— START —
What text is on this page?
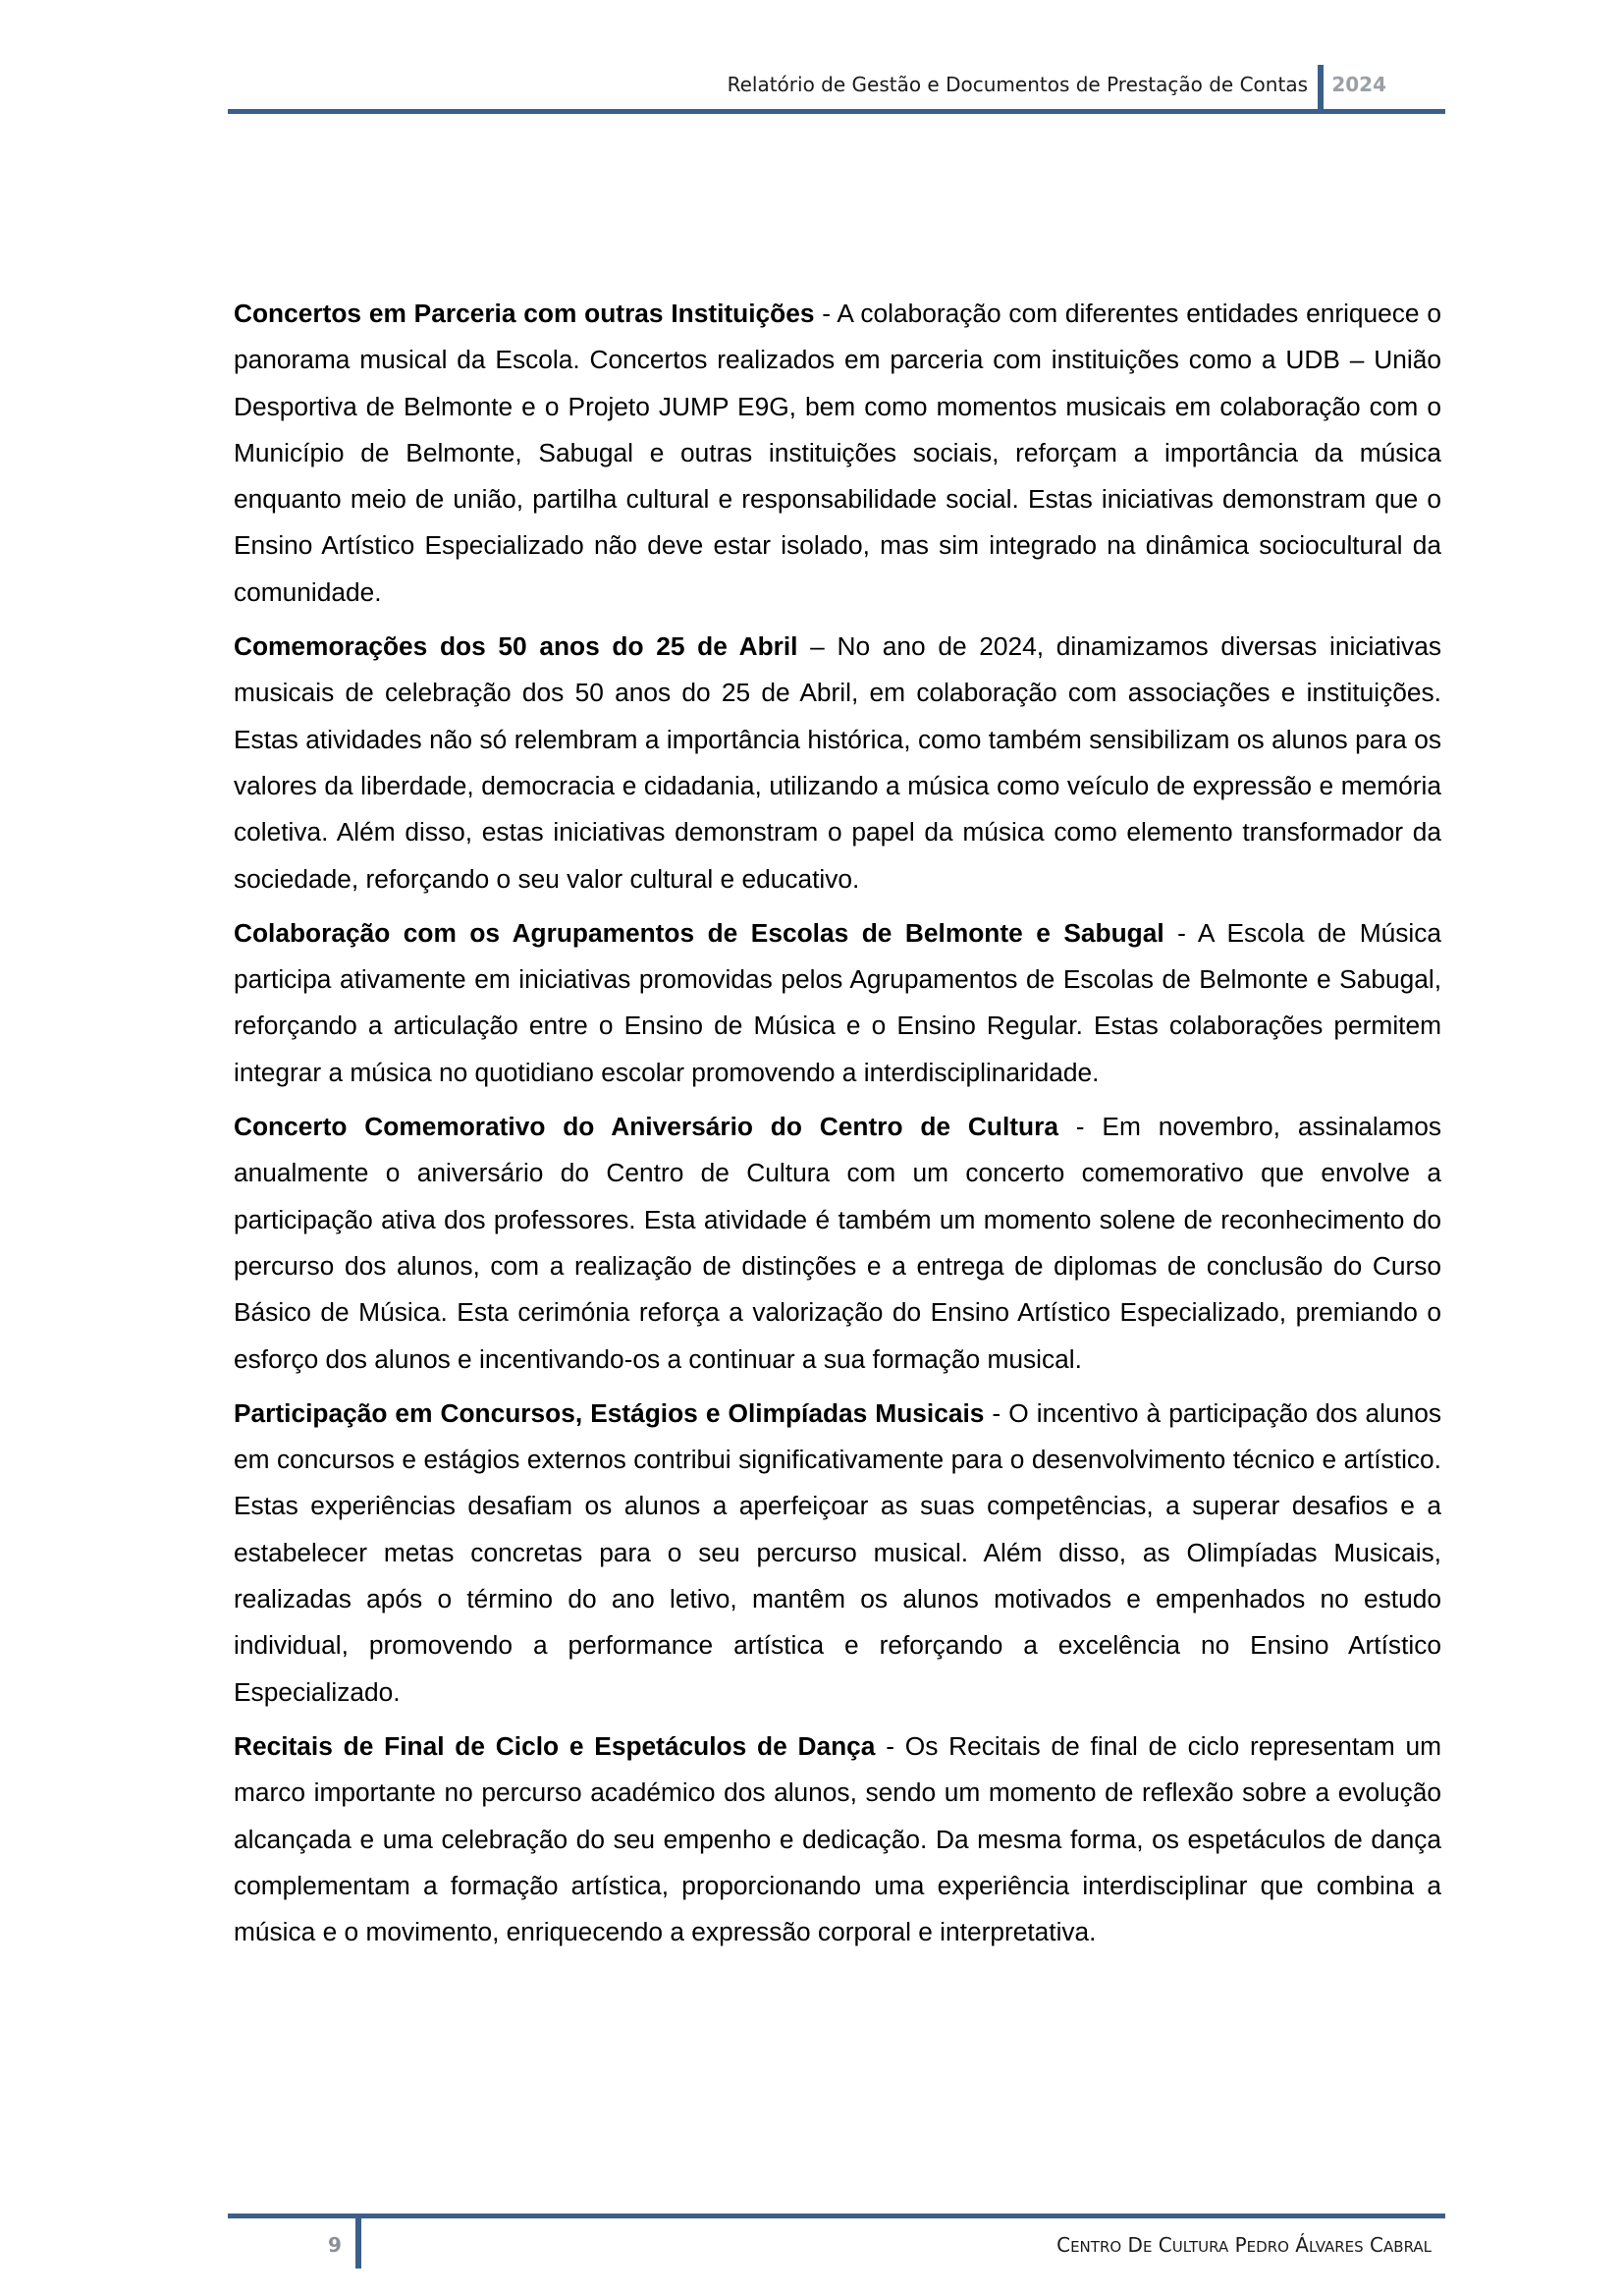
Relatório de Gestão e Documentos de Prestação de Contas 2024

Concertos em Parceria com outras Instituições - A colaboração com diferentes entidades enriquece o panorama musical da Escola. Concertos realizados em parceria com instituições como a UDB – União Desportiva de Belmonte e o Projeto JUMP E9G, bem como momentos musicais em colaboração com o Município de Belmonte, Sabugal e outras instituições sociais, reforçam a importância da música enquanto meio de união, partilha cultural e responsabilidade social. Estas iniciativas demonstram que o Ensino Artístico Especializado não deve estar isolado, mas sim integrado na dinâmica sociocultural da comunidade.

Comemorações dos 50 anos do 25 de Abril – No ano de 2024, dinamizamos diversas iniciativas musicais de celebração dos 50 anos do 25 de Abril, em colaboração com associações e instituições. Estas atividades não só relembram a importância histórica, como também sensibilizam os alunos para os valores da liberdade, democracia e cidadania, utilizando a música como veículo de expressão e memória coletiva. Além disso, estas iniciativas demonstram o papel da música como elemento transformador da sociedade, reforçando o seu valor cultural e educativo.

Colaboração com os Agrupamentos de Escolas de Belmonte e Sabugal - A Escola de Música participa ativamente em iniciativas promovidas pelos Agrupamentos de Escolas de Belmonte e Sabugal, reforçando a articulação entre o Ensino de Música e o Ensino Regular. Estas colaborações permitem integrar a música no quotidiano escolar promovendo a interdisciplinaridade.

Concerto Comemorativo do Aniversário do Centro de Cultura - Em novembro, assinalamos anualmente o aniversário do Centro de Cultura com um concerto comemorativo que envolve a participação ativa dos professores. Esta atividade é também um momento solene de reconhecimento do percurso dos alunos, com a realização de distinções e a entrega de diplomas de conclusão do Curso Básico de Música. Esta cerimónia reforça a valorização do Ensino Artístico Especializado, premiando o esforço dos alunos e incentivando-os a continuar a sua formação musical.

Participação em Concursos, Estágios e Olimpíadas Musicais - O incentivo à participação dos alunos em concursos e estágios externos contribui significativamente para o desenvolvimento técnico e artístico. Estas experiências desafiam os alunos a aperfeiçoar as suas competências, a superar desafios e a estabelecer metas concretas para o seu percurso musical. Além disso, as Olimpíadas Musicais, realizadas após o término do ano letivo, mantêm os alunos motivados e empenhados no estudo individual, promovendo a performance artística e reforçando a excelência no Ensino Artístico Especializado.

Recitais de Final de Ciclo e Espetáculos de Dança - Os Recitais de final de ciclo representam um marco importante no percurso académico dos alunos, sendo um momento de reflexão sobre a evolução alcançada e uma celebração do seu empenho e dedicação. Da mesma forma, os espetáculos de dança complementam a formação artística, proporcionando uma experiência interdisciplinar que combina a música e o movimento, enriquecendo a expressão corporal e interpretativa.

9	CENTRO DE CULTURA PEDRO ÁLVARES CABRAL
— END —
SHORT EXERCISE> Copy every record character for character. Skip the pictures.

PROBLEM SOLUTION>
What text is on this page?
Relatório de Gestão e Documentos de Prestação de Contas 2024

Concertos em Parceria com outras Instituições - A colaboração com diferentes entidades enriquece o panorama musical da Escola. Concertos realizados em parceria com instituições como a UDB – União Desportiva de Belmonte e o Projeto JUMP E9G, bem como momentos musicais em colaboração com o Município de Belmonte, Sabugal e outras instituições sociais, reforçam a importância da música enquanto meio de união, partilha cultural e responsabilidade social. Estas iniciativas demonstram que o Ensino Artístico Especializado não deve estar isolado, mas sim integrado na dinâmica sociocultural da comunidade.

Comemorações dos 50 anos do 25 de Abril – No ano de 2024, dinamizamos diversas iniciativas musicais de celebração dos 50 anos do 25 de Abril, em colaboração com associações e instituições. Estas atividades não só relembram a importância histórica, como também sensibilizam os alunos para os valores da liberdade, democracia e cidadania, utilizando a música como veículo de expressão e memória coletiva. Além disso, estas iniciativas demonstram o papel da música como elemento transformador da sociedade, reforçando o seu valor cultural e educativo.

Colaboração com os Agrupamentos de Escolas de Belmonte e Sabugal - A Escola de Música participa ativamente em iniciativas promovidas pelos Agrupamentos de Escolas de Belmonte e Sabugal, reforçando a articulação entre o Ensino de Música e o Ensino Regular. Estas colaborações permitem integrar a música no quotidiano escolar promovendo a interdisciplinaridade.

Concerto Comemorativo do Aniversário do Centro de Cultura - Em novembro, assinalamos anualmente o aniversário do Centro de Cultura com um concerto comemorativo que envolve a participação ativa dos professores. Esta atividade é também um momento solene de reconhecimento do percurso dos alunos, com a realização de distinções e a entrega de diplomas de conclusão do Curso Básico de Música. Esta cerimónia reforça a valorização do Ensino Artístico Especializado, premiando o esforço dos alunos e incentivando-os a continuar a sua formação musical.

Participação em Concursos, Estágios e Olimpíadas Musicais - O incentivo à participação dos alunos em concursos e estágios externos contribui significativamente para o desenvolvimento técnico e artístico. Estas experiências desafiam os alunos a aperfeiçoar as suas competências, a superar desafios e a estabelecer metas concretas para o seu percurso musical. Além disso, as Olimpíadas Musicais, realizadas após o término do ano letivo, mantêm os alunos motivados e empenhados no estudo individual, promovendo a performance artística e reforçando a excelência no Ensino Artístico Especializado.

Recitais de Final de Ciclo e Espetáculos de Dança - Os Recitais de final de ciclo representam um marco importante no percurso académico dos alunos, sendo um momento de reflexão sobre a evolução alcançada e uma celebração do seu empenho e dedicação. Da mesma forma, os espetáculos de dança complementam a formação artística, proporcionando uma experiência interdisciplinar que combina a música e o movimento, enriquecendo a expressão corporal e interpretativa.

9	CENTRO DE CULTURA PEDRO ÁLVARES CABRAL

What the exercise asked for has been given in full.